[MATERIAL PROVIDED]
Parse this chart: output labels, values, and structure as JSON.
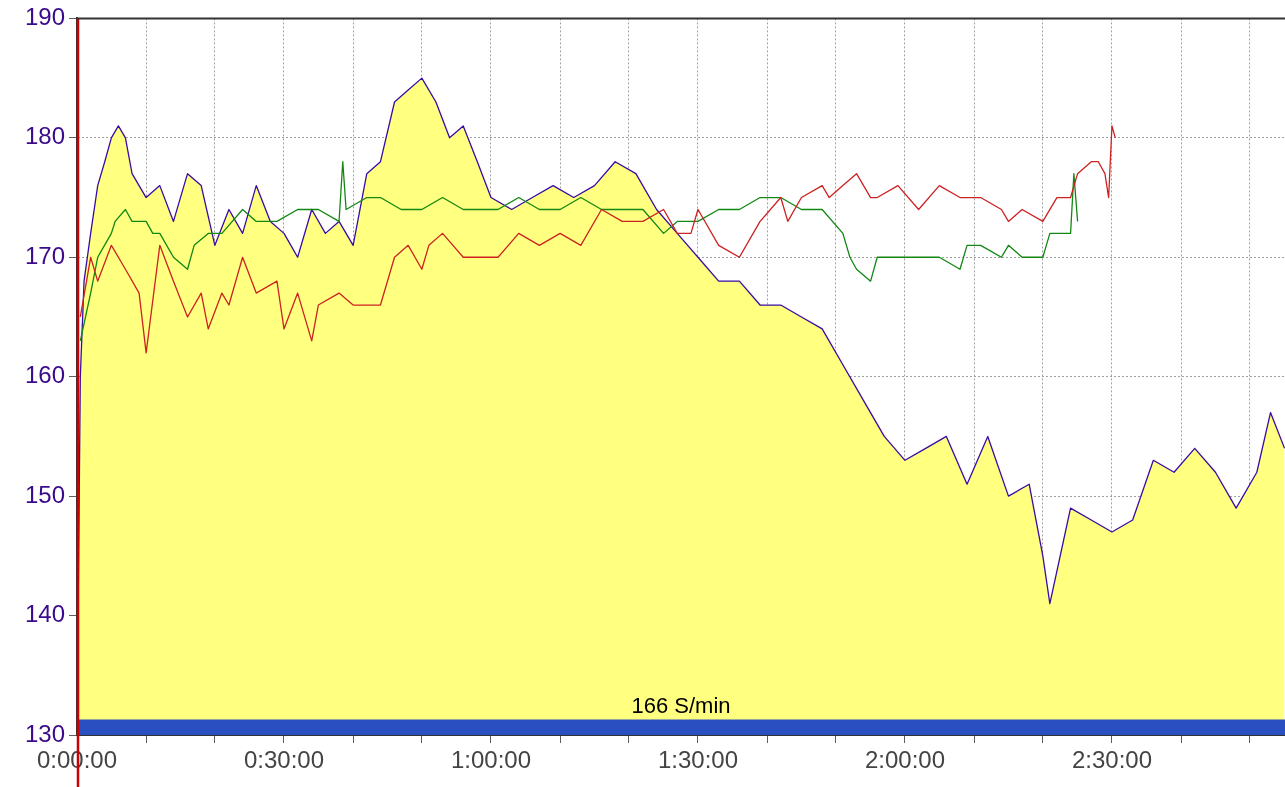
{
  "chart_data": {
    "type": "line",
    "xlim": [
      0,
      2.918
    ],
    "ylim": [
      130,
      190
    ],
    "xticks": [
      {
        "value": 0,
        "label": "0:00:00"
      },
      {
        "value": 0.167,
        "label": null
      },
      {
        "value": 0.333,
        "label": null
      },
      {
        "value": 0.5,
        "label": "0:30:00"
      },
      {
        "value": 0.667,
        "label": null
      },
      {
        "value": 0.833,
        "label": null
      },
      {
        "value": 1,
        "label": "1:00:00"
      },
      {
        "value": 1.167,
        "label": null
      },
      {
        "value": 1.333,
        "label": null
      },
      {
        "value": 1.5,
        "label": "1:30:00"
      },
      {
        "value": 1.667,
        "label": null
      },
      {
        "value": 1.833,
        "label": null
      },
      {
        "value": 2,
        "label": "2:00:00"
      },
      {
        "value": 2.167,
        "label": null
      },
      {
        "value": 2.333,
        "label": null
      },
      {
        "value": 2.5,
        "label": "2:30:00"
      },
      {
        "value": 2.667,
        "label": null
      },
      {
        "value": 2.833,
        "label": null
      }
    ],
    "yticks": [
      130,
      140,
      150,
      160,
      170,
      180,
      190
    ],
    "grid": true,
    "legend": false,
    "marker": "none",
    "line_style": "solid",
    "series": [
      {
        "type": "area",
        "color": "#ffff80",
        "x": [
          0,
          0.008,
          0.017,
          0.033,
          0.05,
          0.067,
          0.083,
          0.1,
          0.117,
          0.133,
          0.15,
          0.167,
          0.2,
          0.233,
          0.267,
          0.3,
          0.333,
          0.367,
          0.4,
          0.433,
          0.467,
          0.5,
          0.533,
          0.567,
          0.6,
          0.633,
          0.667,
          0.7,
          0.733,
          0.767,
          0.8,
          0.833,
          0.867,
          0.9,
          0.933,
          0.967,
          1,
          1.05,
          1.1,
          1.15,
          1.2,
          1.25,
          1.3,
          1.35,
          1.4,
          1.45,
          1.5,
          1.55,
          1.6,
          1.65,
          1.7,
          1.75,
          1.8,
          1.85,
          1.9,
          1.95,
          2,
          2.05,
          2.1,
          2.15,
          2.2,
          2.25,
          2.3,
          2.333,
          2.35,
          2.4,
          2.45,
          2.5,
          2.55,
          2.6,
          2.65,
          2.7,
          2.75,
          2.8,
          2.85,
          2.883,
          2.917
        ],
        "values": [
          130,
          160,
          168,
          172,
          176,
          178,
          180,
          181,
          180,
          177,
          176,
          175,
          176,
          173,
          177,
          176,
          171,
          174,
          172,
          176,
          173,
          172,
          170,
          174,
          172,
          173,
          171,
          177,
          178,
          183,
          184,
          185,
          183,
          180,
          181,
          178,
          175,
          174,
          175,
          176,
          175,
          176,
          178,
          177,
          174,
          172,
          170,
          168,
          168,
          166,
          166,
          165,
          164,
          161,
          158,
          155,
          153,
          154,
          155,
          151,
          155,
          150,
          151,
          145,
          141,
          149,
          148,
          147,
          148,
          153,
          152,
          154,
          152,
          149,
          152,
          157,
          154
        ]
      },
      {
        "type": "line",
        "color": "#cc2222",
        "x": [
          0.008,
          0.033,
          0.05,
          0.083,
          0.117,
          0.15,
          0.167,
          0.2,
          0.233,
          0.267,
          0.3,
          0.317,
          0.35,
          0.367,
          0.4,
          0.433,
          0.483,
          0.5,
          0.533,
          0.567,
          0.583,
          0.633,
          0.667,
          0.683,
          0.733,
          0.767,
          0.8,
          0.833,
          0.85,
          0.883,
          0.933,
          0.967,
          1.017,
          1.067,
          1.117,
          1.167,
          1.217,
          1.267,
          1.317,
          1.367,
          1.417,
          1.45,
          1.483,
          1.5,
          1.55,
          1.6,
          1.65,
          1.7,
          1.717,
          1.75,
          1.8,
          1.817,
          1.85,
          1.883,
          1.917,
          1.933,
          1.983,
          2.033,
          2.083,
          2.133,
          2.183,
          2.233,
          2.25,
          2.283,
          2.333,
          2.367,
          2.4,
          2.417,
          2.45,
          2.467,
          2.483,
          2.492,
          2.5,
          2.508
        ],
        "values": [
          165,
          170,
          168,
          171,
          169,
          167,
          162,
          171,
          168,
          165,
          167,
          164,
          167,
          166,
          170,
          167,
          168,
          164,
          167,
          163,
          166,
          167,
          166,
          166,
          166,
          170,
          171,
          169,
          171,
          172,
          170,
          170,
          170,
          172,
          171,
          172,
          171,
          174,
          173,
          173,
          174,
          172,
          172,
          174,
          171,
          170,
          173,
          175,
          173,
          175,
          176,
          175,
          176,
          177,
          175,
          175,
          176,
          174,
          176,
          175,
          175,
          174,
          173,
          174,
          173,
          175,
          175,
          177,
          178,
          178,
          177,
          175,
          181,
          180
        ]
      },
      {
        "type": "line",
        "color": "#118811",
        "x": [
          0.008,
          0.033,
          0.05,
          0.083,
          0.092,
          0.117,
          0.133,
          0.167,
          0.183,
          0.2,
          0.233,
          0.267,
          0.283,
          0.317,
          0.35,
          0.4,
          0.433,
          0.467,
          0.483,
          0.533,
          0.583,
          0.633,
          0.642,
          0.65,
          0.7,
          0.733,
          0.783,
          0.833,
          0.883,
          0.933,
          0.967,
          1.017,
          1.067,
          1.117,
          1.167,
          1.217,
          1.267,
          1.317,
          1.367,
          1.417,
          1.45,
          1.5,
          1.55,
          1.6,
          1.65,
          1.7,
          1.75,
          1.8,
          1.85,
          1.867,
          1.883,
          1.917,
          1.933,
          1.983,
          2.033,
          2.083,
          2.133,
          2.15,
          2.183,
          2.233,
          2.25,
          2.283,
          2.3,
          2.333,
          2.35,
          2.367,
          2.4,
          2.408,
          2.417
        ],
        "values": [
          163,
          167,
          170,
          172,
          173,
          174,
          173,
          173,
          172,
          172,
          170,
          169,
          171,
          172,
          172,
          174,
          173,
          173,
          173,
          174,
          174,
          173,
          178,
          174,
          175,
          175,
          174,
          174,
          175,
          174,
          174,
          174,
          175,
          174,
          174,
          175,
          174,
          174,
          174,
          172,
          173,
          173,
          174,
          174,
          175,
          175,
          174,
          174,
          172,
          170,
          169,
          168,
          170,
          170,
          170,
          170,
          169,
          171,
          171,
          170,
          171,
          170,
          170,
          170,
          172,
          172,
          172,
          177,
          173
        ]
      }
    ],
    "bands": [
      {
        "axis": "y",
        "from": 130,
        "to": 131.3,
        "label": "166 S/min",
        "color": "#2a4fc0"
      }
    ],
    "ref_lines": [
      {
        "axis": "x",
        "value": 0,
        "color": "#cc0000"
      }
    ]
  }
}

[EXERCISE TASK] Gather all the lines that include the word "type" and copy them out.

[THE COMPLETED TASK]
    "type": "line",
        "type": "area",
        "type": "line",
        "type": "line",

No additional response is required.